_Dataset entries_.
◇ ◇ ◇ ◇ ◇ ◇ ◇

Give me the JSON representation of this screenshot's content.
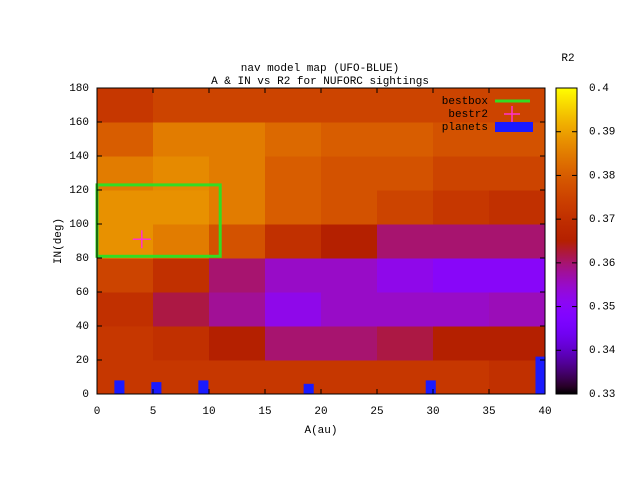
{
  "chart_data": {
    "type": "heatmap",
    "title": "nav model map (UFO-BLUE)",
    "subtitle": "A & IN vs R2 for NUFORC sightings",
    "x_label": "A(au)",
    "y_label": "IN(deg)",
    "colorbar_label": "R2",
    "xlim": [
      0,
      40
    ],
    "ylim": [
      0,
      180
    ],
    "xticks": [
      0,
      5,
      10,
      15,
      20,
      25,
      30,
      35,
      40
    ],
    "yticks": [
      0,
      20,
      40,
      60,
      80,
      100,
      120,
      140,
      160,
      180
    ],
    "zlim": [
      0.33,
      0.4
    ],
    "zticks": [
      0.33,
      0.34,
      0.35,
      0.36,
      0.37,
      0.38,
      0.39,
      0.4
    ],
    "palette": "gnuplot",
    "x_edges": [
      0,
      5,
      10,
      15,
      20,
      25,
      30,
      35,
      40
    ],
    "y_edges": [
      0,
      20,
      40,
      60,
      80,
      100,
      120,
      140,
      160,
      180
    ],
    "z": [
      [
        0.372,
        0.372,
        0.372,
        0.372,
        0.372,
        0.372,
        0.372,
        0.37
      ],
      [
        0.372,
        0.37,
        0.365,
        0.36,
        0.36,
        0.362,
        0.365,
        0.365
      ],
      [
        0.37,
        0.362,
        0.358,
        0.352,
        0.355,
        0.355,
        0.355,
        0.356
      ],
      [
        0.375,
        0.37,
        0.36,
        0.355,
        0.355,
        0.352,
        0.35,
        0.35
      ],
      [
        0.388,
        0.385,
        0.378,
        0.37,
        0.365,
        0.36,
        0.36,
        0.36
      ],
      [
        0.388,
        0.388,
        0.385,
        0.38,
        0.378,
        0.375,
        0.372,
        0.37
      ],
      [
        0.385,
        0.387,
        0.385,
        0.38,
        0.378,
        0.378,
        0.375,
        0.375
      ],
      [
        0.38,
        0.385,
        0.385,
        0.382,
        0.38,
        0.38,
        0.378,
        0.378
      ],
      [
        0.372,
        0.375,
        0.375,
        0.375,
        0.375,
        0.375,
        0.375,
        0.375
      ]
    ],
    "bestbox": {
      "name": "bestbox",
      "color": "#33dd22",
      "x": [
        0,
        11
      ],
      "y": [
        81,
        123
      ]
    },
    "bestr2": {
      "name": "bestr2",
      "color": "#ff33cc",
      "x": 4,
      "y": 91
    },
    "planets": {
      "name": "planets",
      "color": "#1a1aff",
      "width": 0.9,
      "x": [
        2,
        5.3,
        9.5,
        18.9,
        29.8,
        39.6
      ],
      "values": [
        8,
        7,
        8,
        6,
        8,
        22
      ]
    }
  }
}
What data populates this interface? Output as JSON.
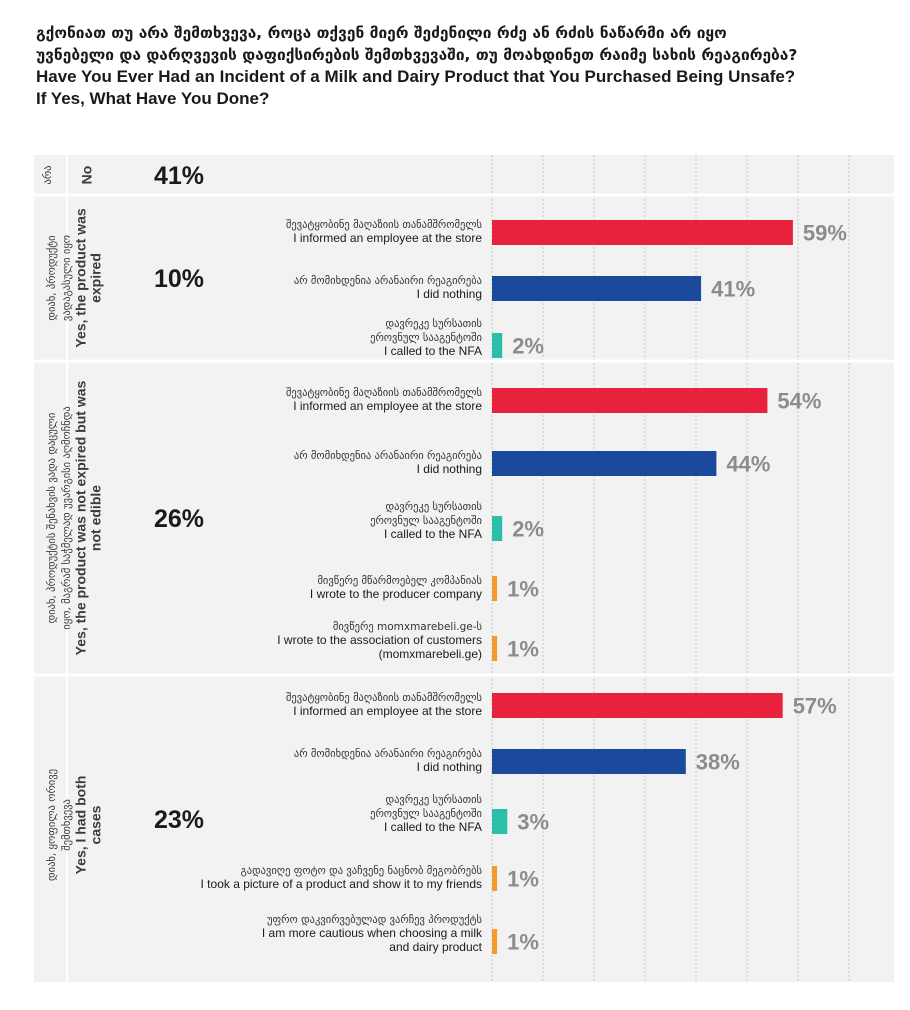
{
  "title": {
    "line1": "გქონიათ თუ არა შემთხვევა, როცა თქვენ მიერ შეძენილი რძე ან რძის ნაწარმი არ იყო",
    "line2": "უვნებელი და დარღვევის დაფიქსირების შემთხვევაში, თუ მოახდინეთ რაიმე სახის რეაგირება?",
    "line3": "Have You Ever Had an Incident of a Milk and Dairy Product that You Purchased Being Unsafe?",
    "line4": "If Yes, What Have You Done?"
  },
  "colors": {
    "informed": "#e8213d",
    "nothing": "#1b4a9c",
    "nfa": "#2bbfaa",
    "other": "#f39a2d"
  },
  "chart_data": {
    "type": "bar",
    "orientation": "horizontal",
    "xlim": [
      0,
      100
    ],
    "grid": true,
    "groups": [
      {
        "name_ka": "არა",
        "name_en": "No",
        "share": 41,
        "answers": []
      },
      {
        "name_ka": "დიახ, პროდუქტი ვადაგასული იყო",
        "name_en": "Yes, the product was expired",
        "share": 10,
        "answers": [
          {
            "label_ka": [
              "შევატყობინე მაღაზიის თანამშრომელს"
            ],
            "label_en": [
              "I informed an employee at the store"
            ],
            "value": 59,
            "color": "informed"
          },
          {
            "label_ka": [
              "არ მომიხდენია არანაირი რეაგირება"
            ],
            "label_en": [
              "I did nothing"
            ],
            "value": 41,
            "color": "nothing"
          },
          {
            "label_ka": [
              "დავრეკე სურსათის",
              "ეროვნულ სააგენტოში"
            ],
            "label_en": [
              "I called to the NFA"
            ],
            "value": 2,
            "color": "nfa"
          }
        ]
      },
      {
        "name_ka": "დიახ, პროდუქტის შენახვის ვადა დაცული იყო, მაგრამ საჭმელად უვარგისი აღმოჩნდა",
        "name_en": "Yes, the product was not expired but was not edible",
        "share": 26,
        "answers": [
          {
            "label_ka": [
              "შევატყობინე მაღაზიის თანამშრომელს"
            ],
            "label_en": [
              "I informed an employee at the store"
            ],
            "value": 54,
            "color": "informed"
          },
          {
            "label_ka": [
              "არ მომიხდენია არანაირი რეაგირება"
            ],
            "label_en": [
              "I did nothing"
            ],
            "value": 44,
            "color": "nothing"
          },
          {
            "label_ka": [
              "დავრეკე სურსათის",
              "ეროვნულ სააგენტოში"
            ],
            "label_en": [
              "I called to the NFA"
            ],
            "value": 2,
            "color": "nfa"
          },
          {
            "label_ka": [
              "მივწერე მწარმოებელ კომპანიას"
            ],
            "label_en": [
              "I wrote to the producer company"
            ],
            "value": 1,
            "color": "other"
          },
          {
            "label_ka": [
              "მივწერე momxmarebeli.ge-ს"
            ],
            "label_en": [
              "I wrote to the association of customers",
              "(momxmarebeli.ge)"
            ],
            "value": 1,
            "color": "other"
          }
        ]
      },
      {
        "name_ka": "დიახ, ყოფილა ორივე შემთხვევა",
        "name_en": "Yes, I had both cases",
        "share": 23,
        "answers": [
          {
            "label_ka": [
              "შევატყობინე მაღაზიის თანამშრომელს"
            ],
            "label_en": [
              "I informed an employee at the store"
            ],
            "value": 57,
            "color": "informed"
          },
          {
            "label_ka": [
              "არ მომიხდენია არანაირი რეაგირება"
            ],
            "label_en": [
              "I did nothing"
            ],
            "value": 38,
            "color": "nothing"
          },
          {
            "label_ka": [
              "დავრეკე სურსათის",
              "ეროვნულ სააგენტოში"
            ],
            "label_en": [
              "I called to the NFA"
            ],
            "value": 3,
            "color": "nfa"
          },
          {
            "label_ka": [
              "გადავიღე ფოტო და ვაჩვენე ნაცნობ მეგობრებს"
            ],
            "label_en": [
              "I took a picture of a product and show it to my friends"
            ],
            "value": 1,
            "color": "other"
          },
          {
            "label_ka": [
              "უფრო დაკვირვებულად ვარჩევ პროდუქტს"
            ],
            "label_en": [
              "I am more cautious when choosing a milk",
              "and dairy product"
            ],
            "value": 1,
            "color": "other"
          }
        ]
      }
    ]
  }
}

◇ ◇ ◇ ◇ ◇ ◇ ◇

_Required task_. Make an exact copy of every entry above, minus the images.

_Correct result_.
Give me the JSON representation of this screenshot's content.
{
  "chart_data": {
    "type": "heatmap",
    "title": "nav model map (UFO-BLUE)",
    "subtitle": "A & IN vs R2 for NUFORC sightings",
    "x_label": "A(au)",
    "y_label": "IN(deg)",
    "colorbar_label": "R2",
    "xlim": [
      0,
      40
    ],
    "ylim": [
      0,
      180
    ],
    "xticks": [
      0,
      5,
      10,
      15,
      20,
      25,
      30,
      35,
      40
    ],
    "yticks": [
      0,
      20,
      40,
      60,
      80,
      100,
      120,
      140,
      160,
      180
    ],
    "zlim": [
      0.33,
      0.4
    ],
    "zticks": [
      0.33,
      0.34,
      0.35,
      0.36,
      0.37,
      0.38,
      0.39,
      0.4
    ],
    "palette": "gnuplot",
    "x_edges": [
      0,
      5,
      10,
      15,
      20,
      25,
      30,
      35,
      40
    ],
    "y_edges": [
      0,
      20,
      40,
      60,
      80,
      100,
      120,
      140,
      160,
      180
    ],
    "z": [
      [
        0.372,
        0.372,
        0.372,
        0.372,
        0.372,
        0.372,
        0.372,
        0.37
      ],
      [
        0.372,
        0.37,
        0.365,
        0.36,
        0.36,
        0.362,
        0.365,
        0.365
      ],
      [
        0.37,
        0.362,
        0.358,
        0.352,
        0.355,
        0.355,
        0.355,
        0.356
      ],
      [
        0.375,
        0.37,
        0.36,
        0.355,
        0.355,
        0.352,
        0.35,
        0.35
      ],
      [
        0.388,
        0.385,
        0.378,
        0.37,
        0.365,
        0.36,
        0.36,
        0.36
      ],
      [
        0.388,
        0.388,
        0.385,
        0.38,
        0.378,
        0.375,
        0.372,
        0.37
      ],
      [
        0.385,
        0.387,
        0.385,
        0.38,
        0.378,
        0.378,
        0.375,
        0.375
      ],
      [
        0.38,
        0.385,
        0.385,
        0.382,
        0.38,
        0.38,
        0.378,
        0.378
      ],
      [
        0.372,
        0.375,
        0.375,
        0.375,
        0.375,
        0.375,
        0.375,
        0.375
      ]
    ],
    "bestbox": {
      "name": "bestbox",
      "color": "#33dd22",
      "x": [
        0,
        11
      ],
      "y": [
        81,
        123
      ]
    },
    "bestr2": {
      "name": "bestr2",
      "color": "#ff33cc",
      "x": 4,
      "y": 91
    },
    "planets": {
      "name": "planets",
      "color": "#1a1aff",
      "width": 0.9,
      "x": [
        2,
        5.3,
        9.5,
        18.9,
        29.8,
        39.6
      ],
      "values": [
        8,
        7,
        8,
        6,
        8,
        22
      ]
    }
  }
}
What data populates this interface? Output as JSON.
{
  "title": {
    "line1": "გქონიათ თუ არა შემთხვევა, როცა თქვენ მიერ შეძენილი რძე ან რძის ნაწარმი არ იყო",
    "line2": "უვნებელი და დარღვევის დაფიქსირების შემთხვევაში, თუ მოახდინეთ რაიმე სახის რეაგირება?",
    "line3": "Have You Ever Had an Incident of a Milk and Dairy Product that You Purchased Being Unsafe?",
    "line4": "If Yes, What Have You Done?"
  },
  "colors": {
    "informed": "#e8213d",
    "nothing": "#1b4a9c",
    "nfa": "#2bbfaa",
    "other": "#f39a2d"
  },
  "chart_data": {
    "type": "bar",
    "orientation": "horizontal",
    "xlim": [
      0,
      100
    ],
    "grid": true,
    "groups": [
      {
        "name_ka": "არა",
        "name_en": "No",
        "share": 41,
        "answers": []
      },
      {
        "name_ka": "დიახ, პროდუქტი ვადაგასული იყო",
        "name_en": "Yes, the product was expired",
        "share": 10,
        "answers": [
          {
            "label_ka": [
              "შევატყობინე მაღაზიის თანამშრომელს"
            ],
            "label_en": [
              "I informed an employee at the store"
            ],
            "value": 59,
            "color": "informed"
          },
          {
            "label_ka": [
              "არ მომიხდენია არანაირი რეაგირება"
            ],
            "label_en": [
              "I did nothing"
            ],
            "value": 41,
            "color": "nothing"
          },
          {
            "label_ka": [
              "დავრეკე სურსათის",
              "ეროვნულ სააგენტოში"
            ],
            "label_en": [
              "I called to the NFA"
            ],
            "value": 2,
            "color": "nfa"
          }
        ]
      },
      {
        "name_ka": "დიახ, პროდუქტის შენახვის ვადა დაცული იყო, მაგრამ საჭმელად უვარგისი აღმოჩნდა",
        "name_en": "Yes, the product was not expired but was not edible",
        "share": 26,
        "answers": [
          {
            "label_ka": [
              "შევატყობინე მაღაზიის თანამშრომელს"
            ],
            "label_en": [
              "I informed an employee at the store"
            ],
            "value": 54,
            "color": "informed"
          },
          {
            "label_ka": [
              "არ მომიხდენია არანაირი რეაგირება"
            ],
            "label_en": [
              "I did nothing"
            ],
            "value": 44,
            "color": "nothing"
          },
          {
            "label_ka": [
              "დავრეკე სურსათის",
              "ეროვნულ სააგენტოში"
            ],
            "label_en": [
              "I called to the NFA"
            ],
            "value": 2,
            "color": "nfa"
          },
          {
            "label_ka": [
              "მივწერე მწარმოებელ კომპანიას"
            ],
            "label_en": [
              "I wrote to the producer company"
            ],
            "value": 1,
            "color": "other"
          },
          {
            "label_ka": [
              "მივწერე momxmarebeli.ge-ს"
            ],
            "label_en": [
              "I wrote to the association of customers",
              "(momxmarebeli.ge)"
            ],
            "value": 1,
            "color": "other"
          }
        ]
      },
      {
        "name_ka": "დიახ, ყოფილა ორივე შემთხვევა",
        "name_en": "Yes, I had both cases",
        "share": 23,
        "answers": [
          {
            "label_ka": [
              "შევატყობინე მაღაზიის თანამშრომელს"
            ],
            "label_en": [
              "I informed an employee at the store"
            ],
            "value": 57,
            "color": "informed"
          },
          {
            "label_ka": [
              "არ მომიხდენია არანაირი რეაგირება"
            ],
            "label_en": [
              "I did nothing"
            ],
            "value": 38,
            "color": "nothing"
          },
          {
            "label_ka": [
              "დავრეკე სურსათის",
              "ეროვნულ სააგენტოში"
            ],
            "label_en": [
              "I called to the NFA"
            ],
            "value": 3,
            "color": "nfa"
          },
          {
            "label_ka": [
              "გადავიღე ფოტო და ვაჩვენე ნაცნობ მეგობრებს"
            ],
            "label_en": [
              "I took a picture of a product and show it to my friends"
            ],
            "value": 1,
            "color": "other"
          },
          {
            "label_ka": [
              "უფრო დაკვირვებულად ვარჩევ პროდუქტს"
            ],
            "label_en": [
              "I am more cautious when choosing a milk",
              "and dairy product"
            ],
            "value": 1,
            "color": "other"
          }
        ]
      }
    ]
  }
}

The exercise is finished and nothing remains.